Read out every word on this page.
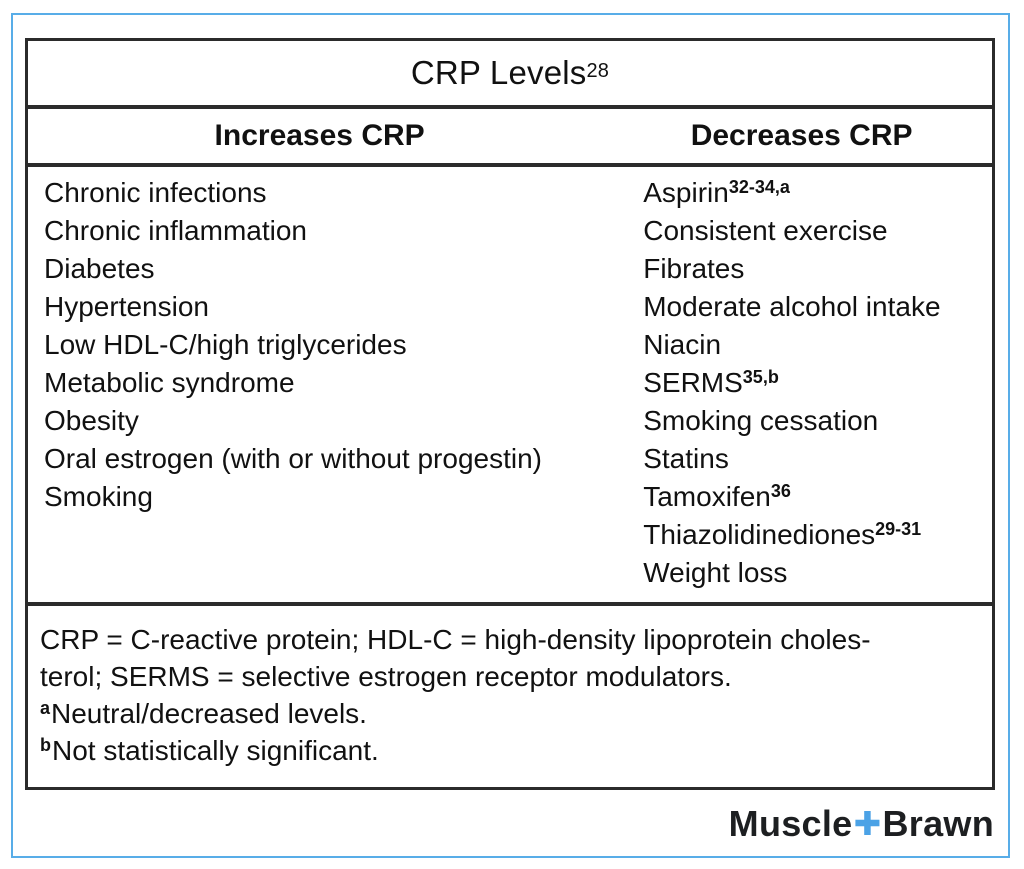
CRP Levels$^{28}$
Increases CRP	Decreases CRP
Chronic infections
Chronic inflammation
Diabetes
Hypertension
Low HDL-C/high triglycerides
Metabolic syndrome
Obesity
Oral estrogen (with or without progestin)
Smoking
Aspirin$^{32-34,a}$
Consistent exercise
Fibrates
Moderate alcohol intake
Niacin
SERMS$^{35,b}$
Smoking cessation
Statins
Tamoxifen$^{36}$
Thiazolidinediones$^{29-31}$
Weight loss
CRP = C-reactive protein; HDL-C = high-density lipoprotein choles-
terol; SERMS = selective estrogen receptor modulators.
$^a$Neutral/decreased levels.
$^b$Not statistically significant.
Muscle✚Brawn
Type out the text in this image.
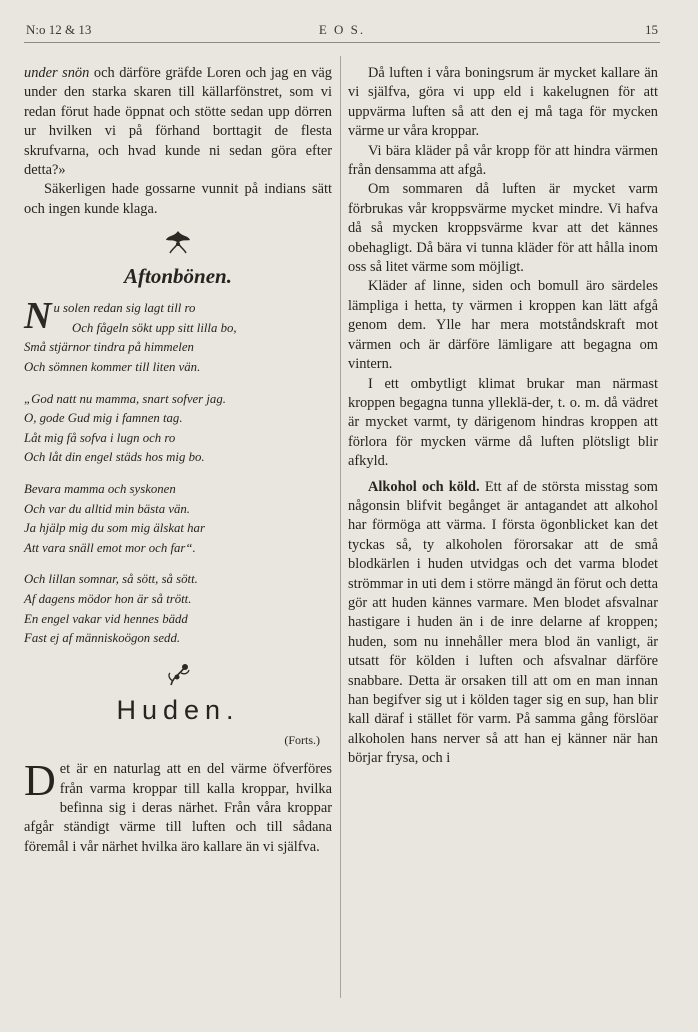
N:o 12 & 13	E O S.	15

under snön och därföre gräfde Loren och jag en väg under den starka skaren till källarfönstret, som vi redan förut hade öppnat och stötte sedan upp dörren ur hvilken vi på förhand borttagit de flesta skrufvarna, och hvad kunde ni sedan göra efter detta?»

Säkerligen hade gossarne vunnit på indians sätt och ingen kunde klaga.

Aftonbönen.
N u solen redan sig lagt till ro
Och fågeln sökt upp sitt lilla bo,
Små stjärnor tindra på himmelen
Och sömnen kommer till liten vän.
„God natt nu mamma, snart sofver jag.
O, gode Gud mig i famnen tag.
Låt mig få sofva i lugn och ro
Och låt din engel städs hos mig bo.
Bevara mamma och syskonen
Och var du alltid min bästa vän.
Ja hjälp mig du som mig älskat har
Att vara snäll emot mor och far“.
Och lillan somnar, så sött, så sött.
Af dagens mödor hon är så trött.
En engel vakar vid hennes bädd
Fast ej af människoögon sedd.
Huden.
(Forts.)

Det är en naturlag att en del värme öfverföres från varma kroppar till kalla kroppar, hvilka befinna sig i deras närhet. Från våra kroppar afgår ständigt värme till luften och till sådana föremål i vår närhet hvilka äro kallare än vi själfva.

Då luften i våra boningsrum är mycket kallare än vi själfva, göra vi upp eld i kakelugnen för att uppvärma luften så att den ej må taga för mycken värme ur våra kroppar.

Vi bära kläder på vår kropp för att hindra värmen från densamma att afgå.

Om sommaren då luften är mycket varm förbrukas vår kroppsvärme mycket mindre. Vi hafva då så mycken kroppsvärme kvar att det kännes obehagligt. Då bära vi tunna kläder för att hålla inom oss så litet värme som möjligt.

Kläder af linne, siden och bomull äro särdeles lämpliga i hetta, ty värmen i kroppen kan lätt afgå genom dem. Ylle har mera motståndskraft mot värmen och är därföre lämligare att begagna om vintern.

I ett ombytligt klimat brukar man närmast kroppen begagna tunna ylleklä-der, t. o. m. då vädret är mycket varmt, ty därigenom hindras kroppen att förlora för mycken värme då luften plötsligt blir afkyld.

Alkohol och köld. Ett af de största misstag som någonsin blifvit begånget är antagandet att alkohol har förmöga att värma. I första ögonblicket kan det tyckas så, ty alkoholen förorsakar att de små blodkärlen i huden utvidgas och det varma blodet strömmar in uti dem i större mängd än förut och detta gör att huden kännes varmare. Men blodet afsvalnar hastigare i huden än i de inre delarne af kroppen; huden, som nu innehåller mera blod än vanligt, är utsatt för kölden i luften och afsvalnar därföre snabbare. Detta är orsaken till att om en man innan han begifver sig ut i kölden tager sig en sup, han blir kall däraf i stället för varm. På samma gång förslöar alkoholen hans nerver så att han ej känner när han börjar frysa, och i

──────

### Exercise details
Pictures stay out of the copy, while everything else in the records above goes in exactly as written.

### Answer to this exercise
Read out every word on this page.
CRP Levels$^{28}$
Increases CRP	Decreases CRP
Chronic infections
Chronic inflammation
Diabetes
Hypertension
Low HDL-C/high triglycerides
Metabolic syndrome
Obesity
Oral estrogen (with or without progestin)
Smoking
Aspirin$^{32-34,a}$
Consistent exercise
Fibrates
Moderate alcohol intake
Niacin
SERMS$^{35,b}$
Smoking cessation
Statins
Tamoxifen$^{36}$
Thiazolidinediones$^{29-31}$
Weight loss
CRP = C-reactive protein; HDL-C = high-density lipoprotein choles-
terol; SERMS = selective estrogen receptor modulators.
$^a$Neutral/decreased levels.
$^b$Not statistically significant.
Muscle✚Brawn
Type out the text in this image.
N:o 12 & 13	E O S.	15

under snön och därföre gräfde Loren och jag en väg under den starka skaren till källarfönstret, som vi redan förut hade öppnat och stötte sedan upp dörren ur hvilken vi på förhand borttagit de flesta skrufvarna, och hvad kunde ni sedan göra efter detta?»

Säkerligen hade gossarne vunnit på indians sätt och ingen kunde klaga.

Aftonbönen.
N u solen redan sig lagt till ro
Och fågeln sökt upp sitt lilla bo,
Små stjärnor tindra på himmelen
Och sömnen kommer till liten vän.
„God natt nu mamma, snart sofver jag.
O, gode Gud mig i famnen tag.
Låt mig få sofva i lugn och ro
Och låt din engel städs hos mig bo.
Bevara mamma och syskonen
Och var du alltid min bästa vän.
Ja hjälp mig du som mig älskat har
Att vara snäll emot mor och far“.
Och lillan somnar, så sött, så sött.
Af dagens mödor hon är så trött.
En engel vakar vid hennes bädd
Fast ej af människoögon sedd.
Huden.
(Forts.)

Det är en naturlag att en del värme öfverföres från varma kroppar till kalla kroppar, hvilka befinna sig i deras närhet. Från våra kroppar afgår ständigt värme till luften och till sådana föremål i vår närhet hvilka äro kallare än vi själfva.

Då luften i våra boningsrum är mycket kallare än vi själfva, göra vi upp eld i kakelugnen för att uppvärma luften så att den ej må taga för mycken värme ur våra kroppar.

Vi bära kläder på vår kropp för att hindra värmen från densamma att afgå.

Om sommaren då luften är mycket varm förbrukas vår kroppsvärme mycket mindre. Vi hafva då så mycken kroppsvärme kvar att det kännes obehagligt. Då bära vi tunna kläder för att hålla inom oss så litet värme som möjligt.

Kläder af linne, siden och bomull äro särdeles lämpliga i hetta, ty värmen i kroppen kan lätt afgå genom dem. Ylle har mera motståndskraft mot värmen och är därföre lämligare att begagna om vintern.

I ett ombytligt klimat brukar man närmast kroppen begagna tunna ylleklä-der, t. o. m. då vädret är mycket varmt, ty därigenom hindras kroppen att förlora för mycken värme då luften plötsligt blir afkyld.

Alkohol och köld. Ett af de största misstag som någonsin blifvit begånget är antagandet att alkohol har förmöga att värma. I första ögonblicket kan det tyckas så, ty alkoholen förorsakar att de små blodkärlen i huden utvidgas och det varma blodet strömmar in uti dem i större mängd än förut och detta gör att huden kännes varmare. Men blodet afsvalnar hastigare i huden än i de inre delarne af kroppen; huden, som nu innehåller mera blod än vanligt, är utsatt för kölden i luften och afsvalnar därföre snabbare. Detta är orsaken till att om en man innan han begifver sig ut i kölden tager sig en sup, han blir kall däraf i stället för varm. På samma gång förslöar alkoholen hans nerver så att han ej känner när han börjar frysa, och i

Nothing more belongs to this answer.